Exercise requirements: Filter the entries and keep only the lines where the string "若小明用" appears.

[Entries from a dataset]
+++

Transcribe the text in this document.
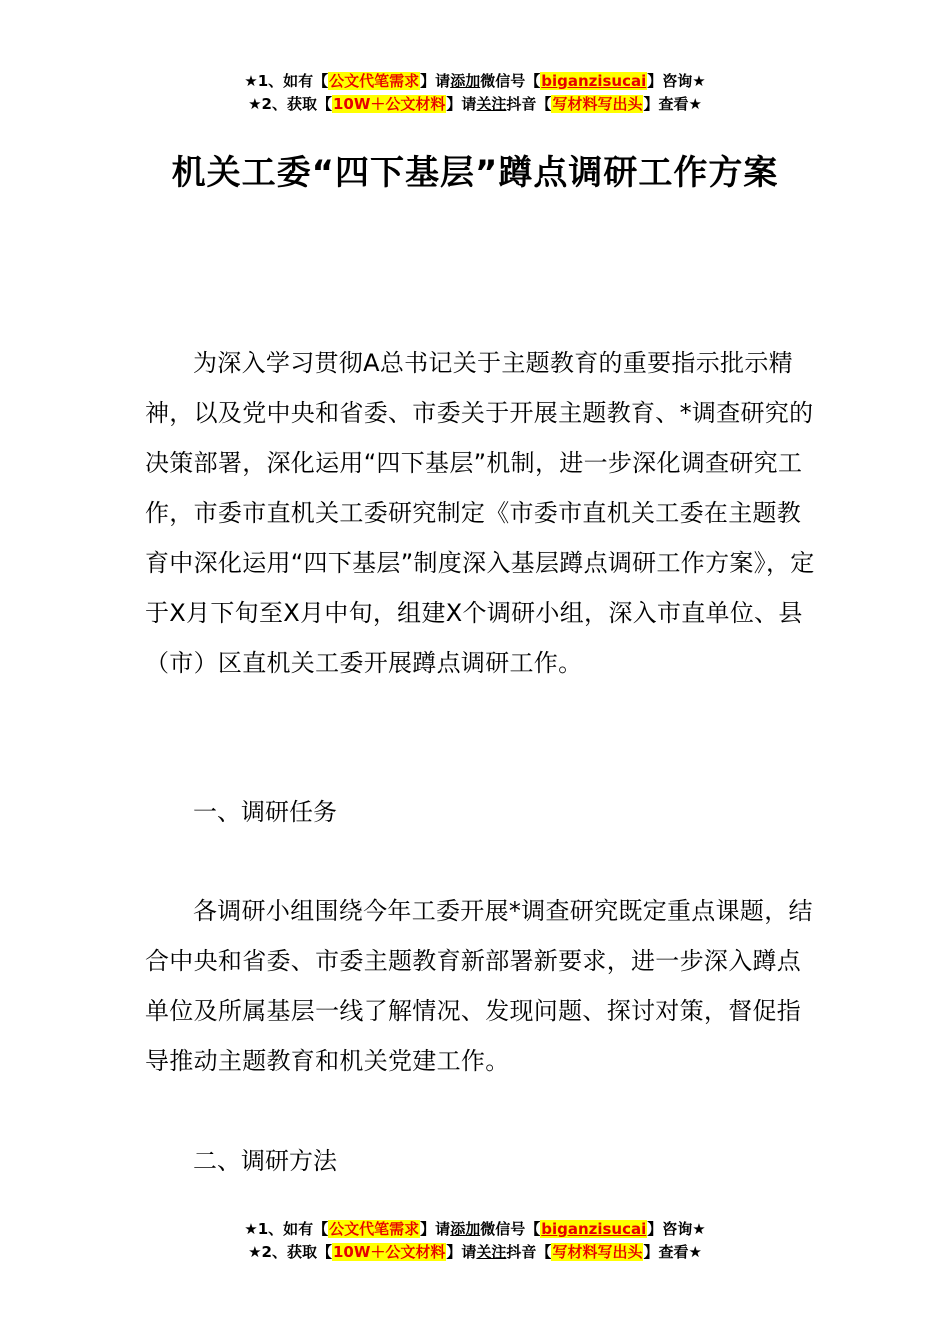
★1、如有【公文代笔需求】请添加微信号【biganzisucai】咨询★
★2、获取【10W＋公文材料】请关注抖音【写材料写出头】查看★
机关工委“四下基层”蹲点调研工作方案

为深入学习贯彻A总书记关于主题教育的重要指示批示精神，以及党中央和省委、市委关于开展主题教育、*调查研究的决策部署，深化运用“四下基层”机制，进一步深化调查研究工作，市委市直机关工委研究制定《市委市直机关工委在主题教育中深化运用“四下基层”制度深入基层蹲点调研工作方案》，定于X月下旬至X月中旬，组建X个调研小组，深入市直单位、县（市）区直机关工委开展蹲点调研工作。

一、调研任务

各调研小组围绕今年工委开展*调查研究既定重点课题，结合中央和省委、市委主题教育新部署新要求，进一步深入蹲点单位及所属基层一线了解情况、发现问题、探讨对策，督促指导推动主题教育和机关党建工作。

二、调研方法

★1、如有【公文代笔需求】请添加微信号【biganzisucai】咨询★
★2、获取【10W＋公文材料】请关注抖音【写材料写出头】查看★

+++

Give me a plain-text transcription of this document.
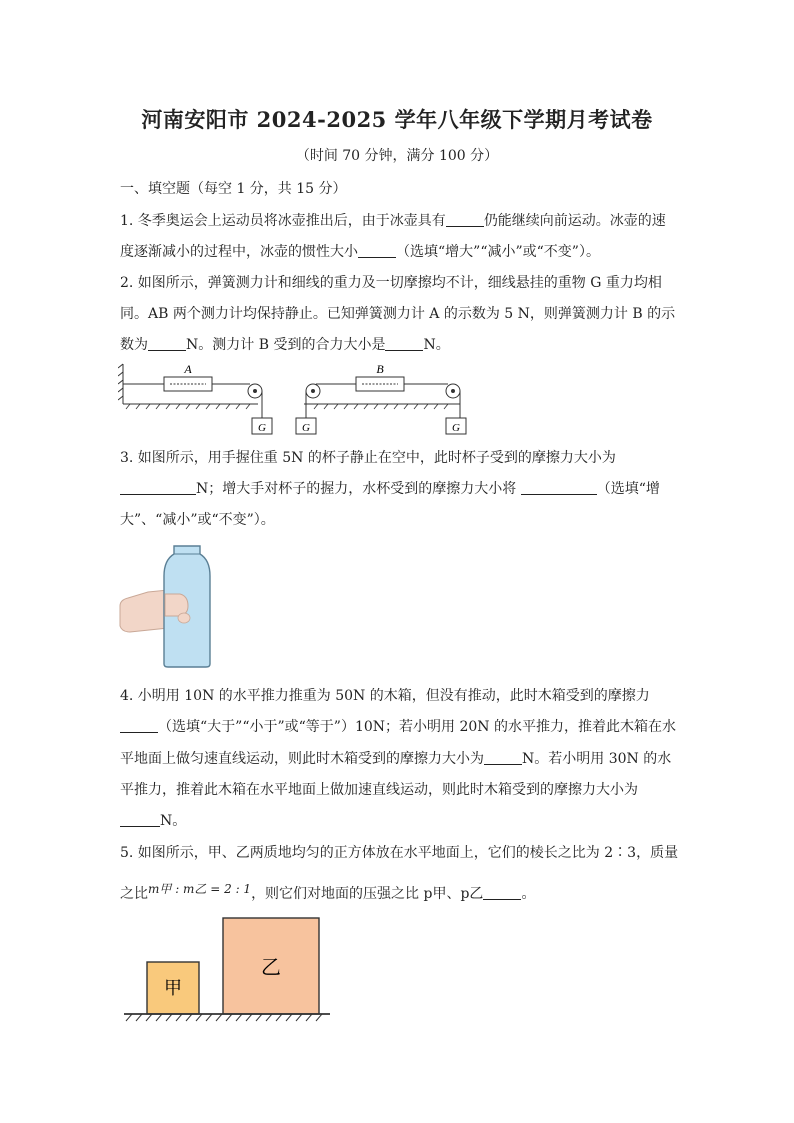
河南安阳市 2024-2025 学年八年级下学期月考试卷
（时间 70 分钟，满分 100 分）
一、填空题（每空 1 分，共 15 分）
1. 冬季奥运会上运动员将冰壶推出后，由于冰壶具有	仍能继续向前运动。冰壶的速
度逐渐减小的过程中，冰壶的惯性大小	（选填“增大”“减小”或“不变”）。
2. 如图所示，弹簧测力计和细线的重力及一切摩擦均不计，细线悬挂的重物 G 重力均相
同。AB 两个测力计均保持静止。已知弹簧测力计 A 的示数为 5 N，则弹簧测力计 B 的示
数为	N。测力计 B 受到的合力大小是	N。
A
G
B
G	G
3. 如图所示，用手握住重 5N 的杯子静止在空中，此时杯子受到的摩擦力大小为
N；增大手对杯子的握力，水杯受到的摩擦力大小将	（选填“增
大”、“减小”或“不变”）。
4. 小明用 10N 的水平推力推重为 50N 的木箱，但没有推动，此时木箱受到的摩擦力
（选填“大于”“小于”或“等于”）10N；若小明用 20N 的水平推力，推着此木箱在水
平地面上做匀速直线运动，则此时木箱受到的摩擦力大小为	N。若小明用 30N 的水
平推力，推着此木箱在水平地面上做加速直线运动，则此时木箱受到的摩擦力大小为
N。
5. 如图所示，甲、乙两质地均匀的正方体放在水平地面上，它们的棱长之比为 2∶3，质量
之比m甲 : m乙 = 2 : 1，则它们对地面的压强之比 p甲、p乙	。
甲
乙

+++

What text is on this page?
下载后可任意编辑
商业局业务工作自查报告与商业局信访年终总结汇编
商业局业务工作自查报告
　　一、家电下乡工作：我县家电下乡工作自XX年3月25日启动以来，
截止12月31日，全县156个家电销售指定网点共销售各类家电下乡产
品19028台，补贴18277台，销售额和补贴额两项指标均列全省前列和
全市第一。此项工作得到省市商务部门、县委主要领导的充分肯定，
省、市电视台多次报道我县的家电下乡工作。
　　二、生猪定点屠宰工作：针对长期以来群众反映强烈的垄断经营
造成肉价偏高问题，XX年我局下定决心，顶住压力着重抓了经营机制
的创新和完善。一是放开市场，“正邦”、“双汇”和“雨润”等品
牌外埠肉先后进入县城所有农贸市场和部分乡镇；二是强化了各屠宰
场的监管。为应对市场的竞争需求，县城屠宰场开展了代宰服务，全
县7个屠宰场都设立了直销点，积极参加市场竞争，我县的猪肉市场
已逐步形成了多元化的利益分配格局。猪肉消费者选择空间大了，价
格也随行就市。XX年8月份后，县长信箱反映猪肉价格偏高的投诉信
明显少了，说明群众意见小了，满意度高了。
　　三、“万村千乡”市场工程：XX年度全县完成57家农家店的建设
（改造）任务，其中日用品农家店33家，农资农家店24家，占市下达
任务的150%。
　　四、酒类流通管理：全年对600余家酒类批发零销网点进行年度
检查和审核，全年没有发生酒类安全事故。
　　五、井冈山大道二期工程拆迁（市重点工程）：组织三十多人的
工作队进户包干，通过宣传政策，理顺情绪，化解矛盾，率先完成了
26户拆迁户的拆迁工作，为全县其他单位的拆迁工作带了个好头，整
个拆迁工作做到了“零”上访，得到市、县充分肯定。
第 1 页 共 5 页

+++

Answer:
（选填“大于”“小于”或“等于”）10N；若小明用 20N 的水平推力，推着此木箱在水
平地面上做匀速直线运动，则此时木箱受到的摩擦力大小为	N。若小明用 30N 的水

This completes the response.